• _Objective_
Set the following entries down again exactly, line by line.

★ ★ ★ ★ ★ ★ ★

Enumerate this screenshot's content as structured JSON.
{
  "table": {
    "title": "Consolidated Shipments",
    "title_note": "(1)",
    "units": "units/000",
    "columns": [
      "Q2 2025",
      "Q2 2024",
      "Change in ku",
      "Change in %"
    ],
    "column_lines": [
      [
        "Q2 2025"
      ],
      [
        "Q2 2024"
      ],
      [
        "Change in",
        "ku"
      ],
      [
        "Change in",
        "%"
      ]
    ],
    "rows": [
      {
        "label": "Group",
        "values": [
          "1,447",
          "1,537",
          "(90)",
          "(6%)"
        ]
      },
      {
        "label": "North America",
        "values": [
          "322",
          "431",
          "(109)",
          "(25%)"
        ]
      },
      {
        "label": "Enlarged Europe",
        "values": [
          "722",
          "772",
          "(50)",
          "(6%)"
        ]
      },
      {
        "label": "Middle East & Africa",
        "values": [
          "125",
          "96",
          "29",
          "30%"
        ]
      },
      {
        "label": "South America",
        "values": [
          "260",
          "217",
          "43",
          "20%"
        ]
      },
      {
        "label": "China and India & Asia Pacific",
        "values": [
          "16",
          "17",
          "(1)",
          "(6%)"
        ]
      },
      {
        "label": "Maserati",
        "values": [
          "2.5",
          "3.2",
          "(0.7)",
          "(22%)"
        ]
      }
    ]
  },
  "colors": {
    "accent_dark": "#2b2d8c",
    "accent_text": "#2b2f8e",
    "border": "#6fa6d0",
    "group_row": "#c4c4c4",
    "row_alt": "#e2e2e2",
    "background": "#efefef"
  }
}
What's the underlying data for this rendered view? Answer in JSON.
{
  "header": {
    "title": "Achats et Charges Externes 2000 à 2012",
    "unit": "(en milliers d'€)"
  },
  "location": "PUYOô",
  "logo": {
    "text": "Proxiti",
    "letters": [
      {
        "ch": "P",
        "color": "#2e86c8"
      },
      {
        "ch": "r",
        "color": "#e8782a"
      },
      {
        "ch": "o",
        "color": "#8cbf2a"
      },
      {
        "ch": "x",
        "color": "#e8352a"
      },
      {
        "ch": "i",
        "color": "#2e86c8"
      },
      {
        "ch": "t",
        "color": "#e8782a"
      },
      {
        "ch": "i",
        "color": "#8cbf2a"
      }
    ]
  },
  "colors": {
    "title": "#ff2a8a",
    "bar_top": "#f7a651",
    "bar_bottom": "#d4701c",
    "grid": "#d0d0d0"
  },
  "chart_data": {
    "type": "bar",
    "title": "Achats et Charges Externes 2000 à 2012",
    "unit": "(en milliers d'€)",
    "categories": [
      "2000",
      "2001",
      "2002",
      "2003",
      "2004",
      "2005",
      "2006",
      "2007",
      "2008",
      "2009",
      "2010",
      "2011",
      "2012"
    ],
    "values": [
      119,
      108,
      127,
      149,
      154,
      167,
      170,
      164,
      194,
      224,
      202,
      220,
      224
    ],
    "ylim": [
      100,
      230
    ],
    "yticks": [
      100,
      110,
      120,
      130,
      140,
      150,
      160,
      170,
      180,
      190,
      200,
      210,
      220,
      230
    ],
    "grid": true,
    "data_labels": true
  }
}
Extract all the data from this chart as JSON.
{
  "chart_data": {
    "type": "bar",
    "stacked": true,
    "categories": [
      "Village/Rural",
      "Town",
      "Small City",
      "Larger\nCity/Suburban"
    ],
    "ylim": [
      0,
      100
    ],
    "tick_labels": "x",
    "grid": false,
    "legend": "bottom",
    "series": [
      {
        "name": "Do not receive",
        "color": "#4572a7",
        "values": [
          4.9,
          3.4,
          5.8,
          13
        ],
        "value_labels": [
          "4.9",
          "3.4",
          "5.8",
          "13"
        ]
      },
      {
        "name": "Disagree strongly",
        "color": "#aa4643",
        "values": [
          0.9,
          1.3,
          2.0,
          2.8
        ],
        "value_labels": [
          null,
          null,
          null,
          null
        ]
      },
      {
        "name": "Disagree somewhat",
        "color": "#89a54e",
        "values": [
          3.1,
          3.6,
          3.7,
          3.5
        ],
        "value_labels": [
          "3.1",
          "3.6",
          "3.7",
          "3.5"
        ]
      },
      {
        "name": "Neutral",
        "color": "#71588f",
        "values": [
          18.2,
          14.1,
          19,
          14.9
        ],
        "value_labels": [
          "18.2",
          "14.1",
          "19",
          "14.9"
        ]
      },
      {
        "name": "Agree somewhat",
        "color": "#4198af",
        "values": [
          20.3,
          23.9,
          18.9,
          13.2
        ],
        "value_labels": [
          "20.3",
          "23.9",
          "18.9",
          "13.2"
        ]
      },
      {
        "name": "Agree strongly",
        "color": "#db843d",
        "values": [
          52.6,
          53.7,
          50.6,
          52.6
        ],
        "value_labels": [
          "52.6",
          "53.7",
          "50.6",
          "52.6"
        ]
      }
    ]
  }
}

★ ★ ★ ★ ★ ★ ★

• _Answer_
Enumerate this screenshot's content as structured JSON.
{
  "table": {
    "title": "Consolidated Shipments",
    "title_note": "(1)",
    "units": "units/000",
    "columns": [
      "Q2 2025",
      "Q2 2024",
      "Change in ku",
      "Change in %"
    ],
    "column_lines": [
      [
        "Q2 2025"
      ],
      [
        "Q2 2024"
      ],
      [
        "Change in",
        "ku"
      ],
      [
        "Change in",
        "%"
      ]
    ],
    "rows": [
      {
        "label": "Group",
        "values": [
          "1,447",
          "1,537",
          "(90)",
          "(6%)"
        ]
      },
      {
        "label": "North America",
        "values": [
          "322",
          "431",
          "(109)",
          "(25%)"
        ]
      },
      {
        "label": "Enlarged Europe",
        "values": [
          "722",
          "772",
          "(50)",
          "(6%)"
        ]
      },
      {
        "label": "Middle East & Africa",
        "values": [
          "125",
          "96",
          "29",
          "30%"
        ]
      },
      {
        "label": "South America",
        "values": [
          "260",
          "217",
          "43",
          "20%"
        ]
      },
      {
        "label": "China and India & Asia Pacific",
        "values": [
          "16",
          "17",
          "(1)",
          "(6%)"
        ]
      },
      {
        "label": "Maserati",
        "values": [
          "2.5",
          "3.2",
          "(0.7)",
          "(22%)"
        ]
      }
    ]
  },
  "colors": {
    "accent_dark": "#2b2d8c",
    "accent_text": "#2b2f8e",
    "border": "#6fa6d0",
    "group_row": "#c4c4c4",
    "row_alt": "#e2e2e2",
    "background": "#efefef"
  }
}
What's the underlying data for this rendered view? Answer in JSON.
{
  "header": {
    "title": "Achats et Charges Externes 2000 à 2012",
    "unit": "(en milliers d'€)"
  },
  "location": "PUYOô",
  "logo": {
    "text": "Proxiti",
    "letters": [
      {
        "ch": "P",
        "color": "#2e86c8"
      },
      {
        "ch": "r",
        "color": "#e8782a"
      },
      {
        "ch": "o",
        "color": "#8cbf2a"
      },
      {
        "ch": "x",
        "color": "#e8352a"
      },
      {
        "ch": "i",
        "color": "#2e86c8"
      },
      {
        "ch": "t",
        "color": "#e8782a"
      },
      {
        "ch": "i",
        "color": "#8cbf2a"
      }
    ]
  },
  "colors": {
    "title": "#ff2a8a",
    "bar_top": "#f7a651",
    "bar_bottom": "#d4701c",
    "grid": "#d0d0d0"
  },
  "chart_data": {
    "type": "bar",
    "title": "Achats et Charges Externes 2000 à 2012",
    "unit": "(en milliers d'€)",
    "categories": [
      "2000",
      "2001",
      "2002",
      "2003",
      "2004",
      "2005",
      "2006",
      "2007",
      "2008",
      "2009",
      "2010",
      "2011",
      "2012"
    ],
    "values": [
      119,
      108,
      127,
      149,
      154,
      167,
      170,
      164,
      194,
      224,
      202,
      220,
      224
    ],
    "ylim": [
      100,
      230
    ],
    "yticks": [
      100,
      110,
      120,
      130,
      140,
      150,
      160,
      170,
      180,
      190,
      200,
      210,
      220,
      230
    ],
    "grid": true,
    "data_labels": true
  }
}
Extract all the data from this chart as JSON.
{
  "chart_data": {
    "type": "bar",
    "stacked": true,
    "categories": [
      "Village/Rural",
      "Town",
      "Small City",
      "Larger\nCity/Suburban"
    ],
    "ylim": [
      0,
      100
    ],
    "tick_labels": "x",
    "grid": false,
    "legend": "bottom",
    "series": [
      {
        "name": "Do not receive",
        "color": "#4572a7",
        "values": [
          4.9,
          3.4,
          5.8,
          13
        ],
        "value_labels": [
          "4.9",
          "3.4",
          "5.8",
          "13"
        ]
      },
      {
        "name": "Disagree strongly",
        "color": "#aa4643",
        "values": [
          0.9,
          1.3,
          2.0,
          2.8
        ],
        "value_labels": [
          null,
          null,
          null,
          null
        ]
      },
      {
        "name": "Disagree somewhat",
        "color": "#89a54e",
        "values": [
          3.1,
          3.6,
          3.7,
          3.5
        ],
        "value_labels": [
          "3.1",
          "3.6",
          "3.7",
          "3.5"
        ]
      },
      {
        "name": "Neutral",
        "color": "#71588f",
        "values": [
          18.2,
          14.1,
          19,
          14.9
        ],
        "value_labels": [
          "18.2",
          "14.1",
          "19",
          "14.9"
        ]
      },
      {
        "name": "Agree somewhat",
        "color": "#4198af",
        "values": [
          20.3,
          23.9,
          18.9,
          13.2
        ],
        "value_labels": [
          "20.3",
          "23.9",
          "18.9",
          "13.2"
        ]
      },
      {
        "name": "Agree strongly",
        "color": "#db843d",
        "values": [
          52.6,
          53.7,
          50.6,
          52.6
        ],
        "value_labels": [
          "52.6",
          "53.7",
          "50.6",
          "52.6"
        ]
      }
    ]
  }
}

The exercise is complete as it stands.